** WHAT THIS TASK INVOLVES **
Examine the material below. Gather every line in which the string "лежало" appears.

** INPUT **
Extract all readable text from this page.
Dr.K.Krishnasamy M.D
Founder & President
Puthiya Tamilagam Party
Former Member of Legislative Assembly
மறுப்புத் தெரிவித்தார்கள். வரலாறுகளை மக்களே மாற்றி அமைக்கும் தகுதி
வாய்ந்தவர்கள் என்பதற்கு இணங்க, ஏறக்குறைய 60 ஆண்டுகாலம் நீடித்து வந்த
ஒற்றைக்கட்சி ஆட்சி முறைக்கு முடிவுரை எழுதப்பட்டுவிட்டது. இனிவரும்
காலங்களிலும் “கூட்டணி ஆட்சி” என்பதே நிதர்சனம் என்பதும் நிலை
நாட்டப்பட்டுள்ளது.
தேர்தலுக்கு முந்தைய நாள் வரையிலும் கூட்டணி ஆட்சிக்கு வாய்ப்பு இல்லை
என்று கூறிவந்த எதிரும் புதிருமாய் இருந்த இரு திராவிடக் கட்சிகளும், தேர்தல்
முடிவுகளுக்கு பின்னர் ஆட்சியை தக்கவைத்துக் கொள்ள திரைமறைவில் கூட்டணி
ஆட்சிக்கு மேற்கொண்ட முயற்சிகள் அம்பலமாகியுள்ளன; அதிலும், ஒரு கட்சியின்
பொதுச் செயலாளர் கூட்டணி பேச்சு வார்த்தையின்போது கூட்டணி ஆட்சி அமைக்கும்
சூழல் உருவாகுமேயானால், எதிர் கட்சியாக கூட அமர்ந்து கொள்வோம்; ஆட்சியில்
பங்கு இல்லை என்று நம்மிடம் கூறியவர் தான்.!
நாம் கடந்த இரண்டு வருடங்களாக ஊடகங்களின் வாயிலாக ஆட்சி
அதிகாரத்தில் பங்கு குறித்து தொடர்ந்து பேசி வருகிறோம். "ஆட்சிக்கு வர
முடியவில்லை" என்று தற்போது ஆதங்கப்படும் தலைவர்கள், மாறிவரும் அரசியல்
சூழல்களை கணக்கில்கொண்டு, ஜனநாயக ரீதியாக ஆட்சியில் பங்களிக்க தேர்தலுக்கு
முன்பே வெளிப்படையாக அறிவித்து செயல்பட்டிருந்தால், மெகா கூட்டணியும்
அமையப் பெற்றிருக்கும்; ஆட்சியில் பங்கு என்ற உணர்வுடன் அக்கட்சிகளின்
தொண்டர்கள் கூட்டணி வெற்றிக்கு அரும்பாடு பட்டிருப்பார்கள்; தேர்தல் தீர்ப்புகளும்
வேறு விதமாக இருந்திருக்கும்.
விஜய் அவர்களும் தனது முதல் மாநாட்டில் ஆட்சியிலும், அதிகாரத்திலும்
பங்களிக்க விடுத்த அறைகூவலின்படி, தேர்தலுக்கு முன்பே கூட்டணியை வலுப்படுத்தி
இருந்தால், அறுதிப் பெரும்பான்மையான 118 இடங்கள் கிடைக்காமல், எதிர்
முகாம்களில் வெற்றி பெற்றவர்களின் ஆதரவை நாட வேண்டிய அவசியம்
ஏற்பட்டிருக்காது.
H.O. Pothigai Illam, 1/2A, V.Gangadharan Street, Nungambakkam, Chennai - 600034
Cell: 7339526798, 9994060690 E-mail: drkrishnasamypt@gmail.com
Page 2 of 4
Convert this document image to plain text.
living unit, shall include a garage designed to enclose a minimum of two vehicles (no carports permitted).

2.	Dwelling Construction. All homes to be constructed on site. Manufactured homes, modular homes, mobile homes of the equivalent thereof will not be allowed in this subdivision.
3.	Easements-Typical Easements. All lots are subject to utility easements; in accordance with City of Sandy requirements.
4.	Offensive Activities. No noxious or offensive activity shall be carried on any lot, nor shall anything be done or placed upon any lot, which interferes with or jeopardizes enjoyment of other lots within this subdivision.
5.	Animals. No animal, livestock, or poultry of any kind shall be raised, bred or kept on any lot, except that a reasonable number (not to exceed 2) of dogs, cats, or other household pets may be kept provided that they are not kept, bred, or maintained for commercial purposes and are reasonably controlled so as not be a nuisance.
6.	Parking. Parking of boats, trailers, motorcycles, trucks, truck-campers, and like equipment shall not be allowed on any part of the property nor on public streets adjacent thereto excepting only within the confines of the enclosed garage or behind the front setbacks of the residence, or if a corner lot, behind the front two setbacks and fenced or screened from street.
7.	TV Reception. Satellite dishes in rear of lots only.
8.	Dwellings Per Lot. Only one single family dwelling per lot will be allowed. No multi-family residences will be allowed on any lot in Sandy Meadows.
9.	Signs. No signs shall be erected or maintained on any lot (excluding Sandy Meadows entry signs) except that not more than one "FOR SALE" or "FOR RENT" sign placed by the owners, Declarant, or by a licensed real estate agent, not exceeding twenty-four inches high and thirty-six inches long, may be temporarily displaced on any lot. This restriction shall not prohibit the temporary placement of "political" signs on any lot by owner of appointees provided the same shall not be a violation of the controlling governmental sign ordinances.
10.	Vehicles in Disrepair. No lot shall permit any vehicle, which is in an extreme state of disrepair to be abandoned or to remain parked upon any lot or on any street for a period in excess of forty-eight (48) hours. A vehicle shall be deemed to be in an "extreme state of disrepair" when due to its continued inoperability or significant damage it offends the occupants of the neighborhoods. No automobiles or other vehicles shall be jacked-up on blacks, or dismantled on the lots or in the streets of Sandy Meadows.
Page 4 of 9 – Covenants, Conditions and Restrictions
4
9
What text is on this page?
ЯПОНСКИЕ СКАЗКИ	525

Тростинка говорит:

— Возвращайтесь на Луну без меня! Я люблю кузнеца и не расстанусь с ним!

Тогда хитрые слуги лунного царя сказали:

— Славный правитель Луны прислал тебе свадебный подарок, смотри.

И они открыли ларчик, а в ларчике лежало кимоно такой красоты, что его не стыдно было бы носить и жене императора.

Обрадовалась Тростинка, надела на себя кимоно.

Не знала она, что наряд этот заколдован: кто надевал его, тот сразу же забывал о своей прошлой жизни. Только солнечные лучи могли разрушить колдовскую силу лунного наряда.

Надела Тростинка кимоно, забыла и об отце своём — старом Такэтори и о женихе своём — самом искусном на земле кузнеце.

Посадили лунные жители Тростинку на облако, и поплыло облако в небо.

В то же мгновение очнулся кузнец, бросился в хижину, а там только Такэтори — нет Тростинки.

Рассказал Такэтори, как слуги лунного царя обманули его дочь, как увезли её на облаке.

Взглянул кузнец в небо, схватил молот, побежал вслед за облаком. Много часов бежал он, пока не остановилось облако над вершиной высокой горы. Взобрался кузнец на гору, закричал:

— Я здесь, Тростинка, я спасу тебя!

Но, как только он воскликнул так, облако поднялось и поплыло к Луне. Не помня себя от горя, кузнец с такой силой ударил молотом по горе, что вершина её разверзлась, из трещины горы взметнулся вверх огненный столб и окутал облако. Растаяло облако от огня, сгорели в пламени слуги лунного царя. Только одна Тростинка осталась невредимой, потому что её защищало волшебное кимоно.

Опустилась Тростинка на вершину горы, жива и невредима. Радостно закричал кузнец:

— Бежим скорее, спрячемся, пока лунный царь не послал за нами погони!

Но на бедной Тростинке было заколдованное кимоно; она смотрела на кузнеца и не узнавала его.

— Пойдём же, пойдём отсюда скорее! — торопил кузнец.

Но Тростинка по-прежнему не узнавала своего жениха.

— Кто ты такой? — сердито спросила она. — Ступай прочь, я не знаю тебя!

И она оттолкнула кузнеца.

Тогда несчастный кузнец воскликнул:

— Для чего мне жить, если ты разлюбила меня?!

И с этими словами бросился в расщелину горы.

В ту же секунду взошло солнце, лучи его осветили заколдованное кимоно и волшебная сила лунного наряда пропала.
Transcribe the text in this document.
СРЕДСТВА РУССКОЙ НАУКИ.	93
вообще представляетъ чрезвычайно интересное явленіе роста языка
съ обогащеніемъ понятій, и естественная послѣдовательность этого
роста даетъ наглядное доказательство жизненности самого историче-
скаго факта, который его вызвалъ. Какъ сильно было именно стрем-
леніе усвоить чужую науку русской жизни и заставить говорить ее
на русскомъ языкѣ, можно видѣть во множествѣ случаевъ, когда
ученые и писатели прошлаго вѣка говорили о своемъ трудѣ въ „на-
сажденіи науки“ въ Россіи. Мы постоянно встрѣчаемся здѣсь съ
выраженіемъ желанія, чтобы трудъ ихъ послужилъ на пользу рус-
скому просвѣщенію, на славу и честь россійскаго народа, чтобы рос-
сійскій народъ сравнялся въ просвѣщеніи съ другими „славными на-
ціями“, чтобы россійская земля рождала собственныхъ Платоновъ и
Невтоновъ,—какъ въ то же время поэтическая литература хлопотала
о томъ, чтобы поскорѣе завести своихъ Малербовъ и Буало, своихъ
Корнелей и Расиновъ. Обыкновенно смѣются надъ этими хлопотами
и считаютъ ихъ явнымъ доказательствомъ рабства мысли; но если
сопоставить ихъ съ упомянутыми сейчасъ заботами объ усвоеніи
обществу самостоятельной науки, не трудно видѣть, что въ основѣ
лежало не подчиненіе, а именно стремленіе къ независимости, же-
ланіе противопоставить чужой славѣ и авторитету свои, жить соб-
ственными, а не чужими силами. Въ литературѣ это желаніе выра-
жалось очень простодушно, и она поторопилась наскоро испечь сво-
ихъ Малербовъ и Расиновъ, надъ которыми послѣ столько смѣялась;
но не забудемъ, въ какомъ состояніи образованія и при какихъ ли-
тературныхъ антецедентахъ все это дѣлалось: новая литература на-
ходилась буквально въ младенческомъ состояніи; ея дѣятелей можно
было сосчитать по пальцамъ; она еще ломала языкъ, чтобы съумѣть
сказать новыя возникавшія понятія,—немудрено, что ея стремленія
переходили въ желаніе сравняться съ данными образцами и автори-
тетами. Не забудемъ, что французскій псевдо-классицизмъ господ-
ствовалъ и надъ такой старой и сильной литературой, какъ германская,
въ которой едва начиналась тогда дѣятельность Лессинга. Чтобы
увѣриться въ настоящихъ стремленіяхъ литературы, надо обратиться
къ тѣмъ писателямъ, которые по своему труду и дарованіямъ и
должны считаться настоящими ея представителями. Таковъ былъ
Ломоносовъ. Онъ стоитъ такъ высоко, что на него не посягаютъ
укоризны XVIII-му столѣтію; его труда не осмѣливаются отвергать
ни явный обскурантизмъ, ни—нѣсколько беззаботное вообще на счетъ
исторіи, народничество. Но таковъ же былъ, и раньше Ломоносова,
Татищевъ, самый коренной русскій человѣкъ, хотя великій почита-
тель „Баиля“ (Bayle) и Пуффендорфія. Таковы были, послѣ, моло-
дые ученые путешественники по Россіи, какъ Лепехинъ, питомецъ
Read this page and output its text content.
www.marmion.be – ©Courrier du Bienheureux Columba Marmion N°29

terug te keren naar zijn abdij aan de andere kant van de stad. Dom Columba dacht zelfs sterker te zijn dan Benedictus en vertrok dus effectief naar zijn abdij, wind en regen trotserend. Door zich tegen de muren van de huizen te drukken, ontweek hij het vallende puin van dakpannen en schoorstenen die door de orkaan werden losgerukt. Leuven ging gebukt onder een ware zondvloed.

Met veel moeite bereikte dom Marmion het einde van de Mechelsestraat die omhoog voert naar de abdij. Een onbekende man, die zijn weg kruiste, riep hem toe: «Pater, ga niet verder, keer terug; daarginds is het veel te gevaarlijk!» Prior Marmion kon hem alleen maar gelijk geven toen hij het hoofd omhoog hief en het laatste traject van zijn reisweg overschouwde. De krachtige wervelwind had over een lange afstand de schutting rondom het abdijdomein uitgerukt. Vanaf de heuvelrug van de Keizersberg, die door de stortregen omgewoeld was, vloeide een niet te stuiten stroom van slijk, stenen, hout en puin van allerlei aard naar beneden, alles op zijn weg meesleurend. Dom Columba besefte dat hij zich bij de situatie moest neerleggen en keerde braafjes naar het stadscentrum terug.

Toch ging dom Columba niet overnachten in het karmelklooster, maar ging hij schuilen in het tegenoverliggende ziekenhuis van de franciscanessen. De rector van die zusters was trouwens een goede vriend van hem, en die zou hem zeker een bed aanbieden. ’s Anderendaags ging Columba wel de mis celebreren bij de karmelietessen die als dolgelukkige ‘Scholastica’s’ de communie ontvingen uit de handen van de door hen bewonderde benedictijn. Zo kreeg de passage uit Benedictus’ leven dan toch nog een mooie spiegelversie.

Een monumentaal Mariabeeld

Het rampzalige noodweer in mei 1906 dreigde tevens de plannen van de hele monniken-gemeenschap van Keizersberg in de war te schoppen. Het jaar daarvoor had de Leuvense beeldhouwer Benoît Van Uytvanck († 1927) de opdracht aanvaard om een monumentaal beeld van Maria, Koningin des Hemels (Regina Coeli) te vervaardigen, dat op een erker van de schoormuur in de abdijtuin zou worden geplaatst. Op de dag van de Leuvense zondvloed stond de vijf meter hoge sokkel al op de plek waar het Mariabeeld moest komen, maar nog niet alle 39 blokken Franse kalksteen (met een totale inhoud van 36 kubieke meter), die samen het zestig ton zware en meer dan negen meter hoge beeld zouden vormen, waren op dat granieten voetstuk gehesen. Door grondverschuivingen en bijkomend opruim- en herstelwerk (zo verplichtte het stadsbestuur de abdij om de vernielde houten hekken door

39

** FINAL ANSWER **
И они открыли ларчик, а в ларчике лежало кимоно такой красоты, что его не стыдно было бы носить и жене императора.
лежало не подчиненіе, а именно стремленіе къ независимости, же-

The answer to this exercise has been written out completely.